NAIC ANALYSIS AND OPINION


"MARSHALL PLAN" FOR INSURANCE

The regulatory framework is vital to public trust

By Kevin P. Hennosy


Trust is vital to the financial sector. Frightened consumers do not make technical differentiations among banking, securities and insurance.

Hennosy graphic According to the historian William Manchester, the economist and life insurance executive John Maynard Keynes was asked in 1932 if anything like the Depression had occurred before in history. Keynes answered: "Yes, it was called the Dark Ages and it lasted four hundred years." Let's not think about that too much.

Greed is not good and trust is vital. If we did not learn this compound lesson from our parents, maybe the capital markets have delivered the message in the past year. We've gotten the message: enough already!

Had there not been trading curbs and if so many people were not irrevocably dependent on 401(k) retirement accounts, the summer swoon on Wall Street might have been much worse. Some people stayed in stocks because they had no other viable choice.

The volatility on Wall Street this year reveals one thing: The crisis of confidence in capital markets is real. There may be good days, weeks or quarters but the Run of the Bulls has ended.

• **DATASET ROWS**:

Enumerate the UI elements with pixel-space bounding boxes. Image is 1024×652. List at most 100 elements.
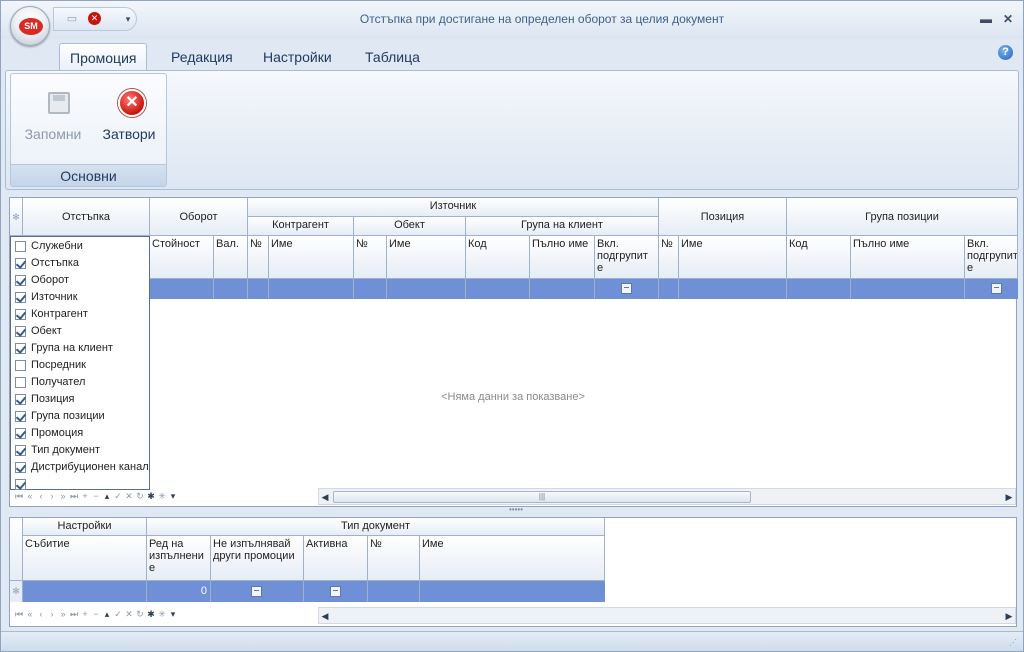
column-chooser-label: Промоция [31, 427, 84, 439]
prev-icon[interactable]: ‹ [36, 609, 47, 619]
splitter[interactable]: ••••• [506, 506, 526, 514]
next-page-icon[interactable]: » [58, 609, 69, 619]
column-chooser-label: Служебни [31, 240, 83, 252]
active-checkbox[interactable] [330, 586, 341, 597]
column-chooser-checkbox[interactable] [15, 428, 26, 439]
column-chooser-label: Оборот [31, 274, 70, 286]
column-chooser-checkbox[interactable] [15, 462, 26, 473]
column-chooser-item[interactable]: Обект [13, 323, 149, 340]
col-position-no[interactable]: № [659, 236, 679, 279]
append-icon[interactable]: + [80, 609, 91, 619]
column-chooser-item[interactable] [13, 476, 149, 493]
tab-promotion[interactable]: Промоция [59, 43, 148, 71]
column-chooser-item[interactable]: Дистрибуционен канал [13, 459, 149, 476]
tab-settings[interactable]: Настройки [253, 43, 342, 71]
tab-edit[interactable]: Редакция [161, 43, 243, 71]
column-chooser-item[interactable]: Отстъпка [13, 255, 149, 272]
top-grid-hscroll[interactable]: ◀ ||| ▶ [318, 488, 1016, 505]
filter-icon[interactable]: ▾ [168, 491, 179, 502]
column-chooser-item[interactable]: Промоция [13, 425, 149, 442]
position-subgroups-checkbox[interactable] [991, 283, 1002, 294]
column-chooser-checkbox[interactable] [15, 377, 26, 388]
column-chooser-item[interactable]: Група позиции [13, 408, 149, 425]
first-icon[interactable]: ⏮ [14, 609, 25, 620]
col-event[interactable]: Събитие [23, 536, 147, 581]
column-chooser-checkbox[interactable] [15, 360, 26, 371]
close-window-icon[interactable]: ✕ [999, 10, 1017, 28]
column-chooser-item[interactable]: Посредник [13, 357, 149, 374]
col-counterparty-no[interactable]: № [248, 236, 269, 279]
col-client-group-subgroups[interactable]: Вкл. подгрупит е [595, 236, 659, 279]
next-icon[interactable]: › [47, 609, 58, 619]
close-button[interactable]: ✕ Затвори [91, 82, 167, 152]
scroll-right-icon[interactable]: ▶ [1004, 491, 1014, 503]
promotion-grid: ✻ Отстъпка Оборот Източник Контрагент Об… [9, 197, 1018, 507]
qat-save-icon[interactable]: ▭ [64, 11, 80, 27]
tab-table[interactable]: Таблица [355, 43, 430, 71]
col-position-group-code[interactable]: Код [787, 236, 851, 279]
app-menu-button[interactable]: SM [10, 6, 50, 46]
bookmark-icon[interactable]: ✱ [146, 609, 157, 620]
hscroll-thumb[interactable]: ||| [333, 491, 751, 503]
delete-icon[interactable]: − [91, 609, 102, 619]
column-chooser-checkbox[interactable] [15, 479, 26, 490]
prev-page-icon[interactable]: « [25, 609, 36, 619]
column-chooser-item[interactable]: Оборот [13, 272, 149, 289]
col-position-group-fullname[interactable]: Пълно име [851, 236, 965, 279]
col-object-name[interactable]: Име [387, 236, 466, 279]
column-chooser-item[interactable]: Позиция [13, 391, 149, 408]
col-exec-order[interactable]: Ред на изпълнени е [147, 536, 211, 581]
qat-dropdown-icon[interactable]: ▾ [120, 11, 136, 27]
filter-icon[interactable]: ▾ [168, 609, 179, 620]
bottom-grid-hscroll[interactable]: ◀ ▶ [318, 607, 1016, 624]
column-chooser-item[interactable]: Тип документ [13, 442, 149, 459]
scroll-left-icon[interactable]: ◀ [320, 491, 330, 503]
column-chooser-item[interactable]: Контрагент [13, 306, 149, 323]
exec-order-value[interactable]: 0 [201, 585, 207, 597]
col-currency[interactable]: Вал. [214, 236, 248, 279]
column-chooser-checkbox[interactable] [15, 343, 26, 354]
resize-grip-icon[interactable]: ⋰ [1009, 638, 1019, 648]
column-chooser-checkbox[interactable] [15, 309, 26, 320]
last-icon[interactable]: ⏭ [69, 609, 80, 620]
edit-icon[interactable]: ▴ [102, 609, 113, 620]
column-chooser-item[interactable]: Източник [13, 289, 149, 306]
save-button[interactable]: Запомни [15, 82, 91, 152]
col-active[interactable]: Активна [304, 536, 368, 581]
col-no-other-promotions[interactable]: Не изпълнявай други промоции [211, 536, 304, 581]
column-chooser-item[interactable]: Получател [13, 374, 149, 391]
scroll-left-icon[interactable]: ◀ [320, 610, 330, 622]
scroll-right-icon[interactable]: ▶ [1004, 610, 1014, 622]
col-position-name[interactable]: Име [679, 236, 787, 279]
cancel-icon[interactable]: ✕ [124, 609, 135, 620]
column-chooser-checkbox[interactable] [15, 326, 26, 337]
bottom-new-row[interactable]: 0 [23, 581, 605, 602]
column-chooser-item[interactable]: Група на клиент [13, 340, 149, 357]
col-counterparty-name[interactable]: Име [269, 236, 354, 279]
col-doc-no[interactable]: № [368, 536, 420, 581]
column-chooser-checkbox[interactable] [15, 241, 26, 252]
column-chooser-checkbox[interactable] [15, 275, 26, 286]
col-client-group-code[interactable]: Код [466, 236, 530, 279]
qat-close-icon[interactable]: ✕ [87, 11, 103, 27]
col-doc-name[interactable]: Име [420, 536, 605, 581]
col-client-group-fullname[interactable]: Пълно име [530, 236, 595, 279]
column-chooser-checkbox[interactable] [15, 445, 26, 456]
post-icon[interactable]: ✓ [113, 609, 124, 620]
column-chooser-checkbox[interactable] [15, 394, 26, 405]
no-other-promotions-checkbox[interactable] [251, 586, 262, 597]
refresh-icon[interactable]: ↻ [135, 609, 146, 620]
minimize-icon[interactable]: ▬ [977, 10, 995, 28]
column-chooser-checkbox[interactable] [15, 292, 26, 303]
new-row[interactable] [23, 279, 1018, 299]
col-value[interactable]: Стойност [150, 236, 214, 279]
column-chooser-checkbox[interactable] [15, 411, 26, 422]
col-position-group-subgroups[interactable]: Вкл. подгрупит е [965, 236, 1018, 279]
column-chooser-item[interactable]: Служебни [13, 238, 149, 255]
goto-bookmark-icon[interactable]: ✳ [157, 491, 168, 502]
column-chooser-checkbox[interactable] [15, 258, 26, 269]
goto-bookmark-icon[interactable]: ✳ [157, 609, 168, 620]
col-object-no[interactable]: № [354, 236, 387, 279]
subgroups-checkbox[interactable] [621, 283, 632, 294]
help-icon[interactable]: ? [998, 45, 1013, 60]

• **SET OF TASKS**:
- 1) In the records, update the lines from the line with "column-chooser-label: Промоция [31, 427, 84, 439]" to the line with "col-counterparty-no[interactable]: № [248, 236, 269, 279]" by replacing "column-chooser-checkbox" with "column-picker-checkbox" and changing nothing else. Return only those lines.
- 2) Take the piece on trust and insurance regulation further, continuing from its final sentence.

• **RESPONSES FOR EACH TASK**:
- 1)
column-chooser-label: Промоция [31, 427, 84, 439]
prev-icon[interactable]: ‹ [36, 609, 47, 619]
splitter[interactable]: ••••• [506, 506, 526, 514]
next-page-icon[interactable]: » [58, 609, 69, 619]
column-chooser-label: Служебни [31, 240, 83, 252]
active-checkbox[interactable] [330, 586, 341, 597]
column-picker-checkbox[interactable] [15, 428, 26, 439]
column-chooser-label: Оборот [31, 274, 70, 286]
column-picker-checkbox[interactable] [15, 462, 26, 473]
column-chooser-item[interactable]: Обект [13, 323, 149, 340]
col-position-no[interactable]: № [659, 236, 679, 279]
append-icon[interactable]: + [80, 609, 91, 619]
column-chooser-item[interactable] [13, 476, 149, 493]
tab-promotion[interactable]: Промоция [59, 43, 148, 71]
column-chooser-item[interactable]: Дистрибуционен канал [13, 459, 149, 476]
tab-settings[interactable]: Настройки [253, 43, 342, 71]
tab-edit[interactable]: Редакция [161, 43, 243, 71]
column-chooser-item[interactable]: Отстъпка [13, 255, 149, 272]
top-grid-hscroll[interactable]: ◀ ||| ▶ [318, 488, 1016, 505]
filter-icon[interactable]: ▾ [168, 491, 179, 502]
column-chooser-item[interactable]: Промоция [13, 425, 149, 442]
position-subgroups-checkbox[interactable] [991, 283, 1002, 294]
column-picker-checkbox[interactable] [15, 377, 26, 388]
column-chooser-item[interactable]: Група позиции [13, 408, 149, 425]
first-icon[interactable]: ⏮ [14, 609, 25, 620]
col-event[interactable]: Събитие [23, 536, 147, 581]
column-picker-checkbox[interactable] [15, 360, 26, 371]
close-window-icon[interactable]: ✕ [999, 10, 1017, 28]
column-chooser-item[interactable]: Посредник [13, 357, 149, 374]
col-counterparty-no[interactable]: № [248, 236, 269, 279]

- 2)
The widespread violation of public trust has investors fleeing capital markets. For those employed in the financial services industry this panic is cause for worry. Not every financial product and service carries investment risk, but trust is vital to the financial sector. Frightened consumers do not make technical differentiations among banking, securities and insurance.

Earning trust is difficult. Rebuilding trust is painful. The job ahead will not be easy.

Wrongdoing

Capital markets have collapsed under the weighty pounding of one instance of wrongdoing after another. Like some sort of water-torture, just when it appears that the bad actors have been taken care of, another case of wrongdoing is exposed. Each occurrence stresses the public trust at the expense of retirement investments, personal savings and financial security.

The wrongdoing at Enron, Andersen, WorldCom and a host of others looks more like a systemic problem than a few bad apples. People on Main Street believe that's the case, and that is what matters for people on Wall Street. People on Wall Street use people on Main Street's money for profit. If the checks stop coming in from the provinces, lower Manhattan is in a heap of trouble.

If policymakers focus only on punishing the wrongdoers, then public confidence will never be rebuilt. To write those checks for financial products (stocks, fund shares, certificates, policies and annuities), people have to trust that markets operate on the up-and-up.

New investors

A larger part of the population holds equity investments now than at any time in American history. When one considers how many people indirectly participate in capital markets through banking and insurance, it is easy to understand what a threat the current market holds for the economy and politics.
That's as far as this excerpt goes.